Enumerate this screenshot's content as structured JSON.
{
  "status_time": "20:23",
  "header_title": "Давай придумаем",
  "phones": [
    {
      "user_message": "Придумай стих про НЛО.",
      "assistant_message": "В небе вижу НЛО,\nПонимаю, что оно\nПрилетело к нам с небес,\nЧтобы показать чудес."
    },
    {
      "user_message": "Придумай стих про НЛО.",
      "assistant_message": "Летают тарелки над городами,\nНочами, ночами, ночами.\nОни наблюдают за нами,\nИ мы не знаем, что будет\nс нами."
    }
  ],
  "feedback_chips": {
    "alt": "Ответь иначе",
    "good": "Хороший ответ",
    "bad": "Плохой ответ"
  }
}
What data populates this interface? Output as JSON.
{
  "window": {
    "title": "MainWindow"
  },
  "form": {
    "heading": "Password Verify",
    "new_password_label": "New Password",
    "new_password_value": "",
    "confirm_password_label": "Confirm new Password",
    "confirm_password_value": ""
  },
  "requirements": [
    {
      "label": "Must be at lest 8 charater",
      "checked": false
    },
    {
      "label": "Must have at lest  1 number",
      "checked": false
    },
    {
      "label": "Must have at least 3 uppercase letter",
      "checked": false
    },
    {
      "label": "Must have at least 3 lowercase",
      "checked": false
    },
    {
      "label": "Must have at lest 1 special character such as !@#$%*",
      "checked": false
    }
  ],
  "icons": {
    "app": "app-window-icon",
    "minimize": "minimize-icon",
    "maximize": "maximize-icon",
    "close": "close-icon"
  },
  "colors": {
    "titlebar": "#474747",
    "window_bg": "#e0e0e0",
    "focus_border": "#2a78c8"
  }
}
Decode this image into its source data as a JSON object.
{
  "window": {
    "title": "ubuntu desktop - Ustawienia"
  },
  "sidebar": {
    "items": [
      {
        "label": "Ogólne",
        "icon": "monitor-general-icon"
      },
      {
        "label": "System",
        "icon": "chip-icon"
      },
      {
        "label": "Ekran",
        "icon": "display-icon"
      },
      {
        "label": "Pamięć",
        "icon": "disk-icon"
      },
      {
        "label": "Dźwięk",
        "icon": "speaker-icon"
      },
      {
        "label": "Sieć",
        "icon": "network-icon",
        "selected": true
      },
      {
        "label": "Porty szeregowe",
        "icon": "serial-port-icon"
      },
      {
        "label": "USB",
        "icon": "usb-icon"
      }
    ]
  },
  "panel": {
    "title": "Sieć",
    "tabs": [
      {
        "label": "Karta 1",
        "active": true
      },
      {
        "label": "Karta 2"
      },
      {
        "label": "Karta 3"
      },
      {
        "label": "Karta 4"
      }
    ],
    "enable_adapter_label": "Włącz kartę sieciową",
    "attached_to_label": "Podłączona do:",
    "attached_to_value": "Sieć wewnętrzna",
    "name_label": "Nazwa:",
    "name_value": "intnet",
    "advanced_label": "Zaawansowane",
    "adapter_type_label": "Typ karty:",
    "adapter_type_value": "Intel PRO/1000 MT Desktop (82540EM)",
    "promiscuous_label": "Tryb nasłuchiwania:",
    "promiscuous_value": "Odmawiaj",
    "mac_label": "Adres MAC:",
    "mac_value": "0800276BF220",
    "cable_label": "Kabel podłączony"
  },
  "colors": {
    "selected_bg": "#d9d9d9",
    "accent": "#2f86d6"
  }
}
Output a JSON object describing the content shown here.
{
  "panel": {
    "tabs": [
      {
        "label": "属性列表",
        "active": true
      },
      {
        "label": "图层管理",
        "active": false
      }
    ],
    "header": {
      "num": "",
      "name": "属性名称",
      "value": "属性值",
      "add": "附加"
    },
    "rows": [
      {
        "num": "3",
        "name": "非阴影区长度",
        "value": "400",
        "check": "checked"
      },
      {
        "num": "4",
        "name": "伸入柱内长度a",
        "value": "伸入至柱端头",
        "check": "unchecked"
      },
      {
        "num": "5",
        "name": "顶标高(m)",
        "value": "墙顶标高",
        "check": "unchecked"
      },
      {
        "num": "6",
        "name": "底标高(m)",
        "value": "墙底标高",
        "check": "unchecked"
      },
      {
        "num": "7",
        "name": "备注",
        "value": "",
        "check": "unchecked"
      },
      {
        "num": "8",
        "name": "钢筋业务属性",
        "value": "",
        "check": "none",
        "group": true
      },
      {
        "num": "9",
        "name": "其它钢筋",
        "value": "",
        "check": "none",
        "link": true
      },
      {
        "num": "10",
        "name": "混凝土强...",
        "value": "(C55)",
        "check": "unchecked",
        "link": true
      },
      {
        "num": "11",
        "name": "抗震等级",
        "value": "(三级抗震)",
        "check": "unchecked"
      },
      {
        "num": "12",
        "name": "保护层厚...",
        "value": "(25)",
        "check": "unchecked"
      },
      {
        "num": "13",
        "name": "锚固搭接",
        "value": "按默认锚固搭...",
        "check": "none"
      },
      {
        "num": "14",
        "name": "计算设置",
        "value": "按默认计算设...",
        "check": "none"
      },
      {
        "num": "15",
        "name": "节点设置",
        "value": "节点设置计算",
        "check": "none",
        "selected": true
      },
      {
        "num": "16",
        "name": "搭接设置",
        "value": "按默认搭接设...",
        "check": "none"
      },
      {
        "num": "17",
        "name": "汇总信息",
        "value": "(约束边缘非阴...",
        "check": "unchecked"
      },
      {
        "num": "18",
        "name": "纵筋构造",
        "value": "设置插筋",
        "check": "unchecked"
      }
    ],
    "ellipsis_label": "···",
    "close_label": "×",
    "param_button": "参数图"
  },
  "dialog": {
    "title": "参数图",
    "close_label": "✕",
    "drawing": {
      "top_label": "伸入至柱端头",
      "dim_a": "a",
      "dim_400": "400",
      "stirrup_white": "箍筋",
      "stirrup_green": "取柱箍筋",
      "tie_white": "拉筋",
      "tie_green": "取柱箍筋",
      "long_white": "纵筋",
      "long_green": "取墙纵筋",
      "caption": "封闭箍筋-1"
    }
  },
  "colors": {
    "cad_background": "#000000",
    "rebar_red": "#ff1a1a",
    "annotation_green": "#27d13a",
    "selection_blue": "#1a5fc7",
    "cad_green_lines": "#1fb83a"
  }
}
::::::::::
Restate each entry exactly, skipping none.

Answer:
Enumerate this screenshot's content as structured JSON.
{
  "status_time": "20:23",
  "header_title": "Давай придумаем",
  "phones": [
    {
      "user_message": "Придумай стих про НЛО.",
      "assistant_message": "В небе вижу НЛО,\nПонимаю, что оно\nПрилетело к нам с небес,\nЧтобы показать чудес."
    },
    {
      "user_message": "Придумай стих про НЛО.",
      "assistant_message": "Летают тарелки над городами,\nНочами, ночами, ночами.\nОни наблюдают за нами,\nИ мы не знаем, что будет\nс нами."
    }
  ],
  "feedback_chips": {
    "alt": "Ответь иначе",
    "good": "Хороший ответ",
    "bad": "Плохой ответ"
  }
}
What data populates this interface? Output as JSON.
{
  "window": {
    "title": "MainWindow"
  },
  "form": {
    "heading": "Password Verify",
    "new_password_label": "New Password",
    "new_password_value": "",
    "confirm_password_label": "Confirm new Password",
    "confirm_password_value": ""
  },
  "requirements": [
    {
      "label": "Must be at lest 8 charater",
      "checked": false
    },
    {
      "label": "Must have at lest  1 number",
      "checked": false
    },
    {
      "label": "Must have at least 3 uppercase letter",
      "checked": false
    },
    {
      "label": "Must have at least 3 lowercase",
      "checked": false
    },
    {
      "label": "Must have at lest 1 special character such as !@#$%*",
      "checked": false
    }
  ],
  "icons": {
    "app": "app-window-icon",
    "minimize": "minimize-icon",
    "maximize": "maximize-icon",
    "close": "close-icon"
  },
  "colors": {
    "titlebar": "#474747",
    "window_bg": "#e0e0e0",
    "focus_border": "#2a78c8"
  }
}
Decode this image into its source data as a JSON object.
{
  "window": {
    "title": "ubuntu desktop - Ustawienia"
  },
  "sidebar": {
    "items": [
      {
        "label": "Ogólne",
        "icon": "monitor-general-icon"
      },
      {
        "label": "System",
        "icon": "chip-icon"
      },
      {
        "label": "Ekran",
        "icon": "display-icon"
      },
      {
        "label": "Pamięć",
        "icon": "disk-icon"
      },
      {
        "label": "Dźwięk",
        "icon": "speaker-icon"
      },
      {
        "label": "Sieć",
        "icon": "network-icon",
        "selected": true
      },
      {
        "label": "Porty szeregowe",
        "icon": "serial-port-icon"
      },
      {
        "label": "USB",
        "icon": "usb-icon"
      }
    ]
  },
  "panel": {
    "title": "Sieć",
    "tabs": [
      {
        "label": "Karta 1",
        "active": true
      },
      {
        "label": "Karta 2"
      },
      {
        "label": "Karta 3"
      },
      {
        "label": "Karta 4"
      }
    ],
    "enable_adapter_label": "Włącz kartę sieciową",
    "attached_to_label": "Podłączona do:",
    "attached_to_value": "Sieć wewnętrzna",
    "name_label": "Nazwa:",
    "name_value": "intnet",
    "advanced_label": "Zaawansowane",
    "adapter_type_label": "Typ karty:",
    "adapter_type_value": "Intel PRO/1000 MT Desktop (82540EM)",
    "promiscuous_label": "Tryb nasłuchiwania:",
    "promiscuous_value": "Odmawiaj",
    "mac_label": "Adres MAC:",
    "mac_value": "0800276BF220",
    "cable_label": "Kabel podłączony"
  },
  "colors": {
    "selected_bg": "#d9d9d9",
    "accent": "#2f86d6"
  }
}
Output a JSON object describing the content shown here.
{
  "panel": {
    "tabs": [
      {
        "label": "属性列表",
        "active": true
      },
      {
        "label": "图层管理",
        "active": false
      }
    ],
    "header": {
      "num": "",
      "name": "属性名称",
      "value": "属性值",
      "add": "附加"
    },
    "rows": [
      {
        "num": "3",
        "name": "非阴影区长度",
        "value": "400",
        "check": "checked"
      },
      {
        "num": "4",
        "name": "伸入柱内长度a",
        "value": "伸入至柱端头",
        "check": "unchecked"
      },
      {
        "num": "5",
        "name": "顶标高(m)",
        "value": "墙顶标高",
        "check": "unchecked"
      },
      {
        "num": "6",
        "name": "底标高(m)",
        "value": "墙底标高",
        "check": "unchecked"
      },
      {
        "num": "7",
        "name": "备注",
        "value": "",
        "check": "unchecked"
      },
      {
        "num": "8",
        "name": "钢筋业务属性",
        "value": "",
        "check": "none",
        "group": true
      },
      {
        "num": "9",
        "name": "其它钢筋",
        "value": "",
        "check": "none",
        "link": true
      },
      {
        "num": "10",
        "name": "混凝土强...",
        "value": "(C55)",
        "check": "unchecked",
        "link": true
      },
      {
        "num": "11",
        "name": "抗震等级",
        "value": "(三级抗震)",
        "check": "unchecked"
      },
      {
        "num": "12",
        "name": "保护层厚...",
        "value": "(25)",
        "check": "unchecked"
      },
      {
        "num": "13",
        "name": "锚固搭接",
        "value": "按默认锚固搭...",
        "check": "none"
      },
      {
        "num": "14",
        "name": "计算设置",
        "value": "按默认计算设...",
        "check": "none"
      },
      {
        "num": "15",
        "name": "节点设置",
        "value": "节点设置计算",
        "check": "none",
        "selected": true
      },
      {
        "num": "16",
        "name": "搭接设置",
        "value": "按默认搭接设...",
        "check": "none"
      },
      {
        "num": "17",
        "name": "汇总信息",
        "value": "(约束边缘非阴...",
        "check": "unchecked"
      },
      {
        "num": "18",
        "name": "纵筋构造",
        "value": "设置插筋",
        "check": "unchecked"
      }
    ],
    "ellipsis_label": "···",
    "close_label": "×",
    "param_button": "参数图"
  },
  "dialog": {
    "title": "参数图",
    "close_label": "✕",
    "drawing": {
      "top_label": "伸入至柱端头",
      "dim_a": "a",
      "dim_400": "400",
      "stirrup_white": "箍筋",
      "stirrup_green": "取柱箍筋",
      "tie_white": "拉筋",
      "tie_green": "取柱箍筋",
      "long_white": "纵筋",
      "long_green": "取墙纵筋",
      "caption": "封闭箍筋-1"
    }
  },
  "colors": {
    "cad_background": "#000000",
    "rebar_red": "#ff1a1a",
    "annotation_green": "#27d13a",
    "selection_blue": "#1a5fc7",
    "cad_green_lines": "#1fb83a"
  }
}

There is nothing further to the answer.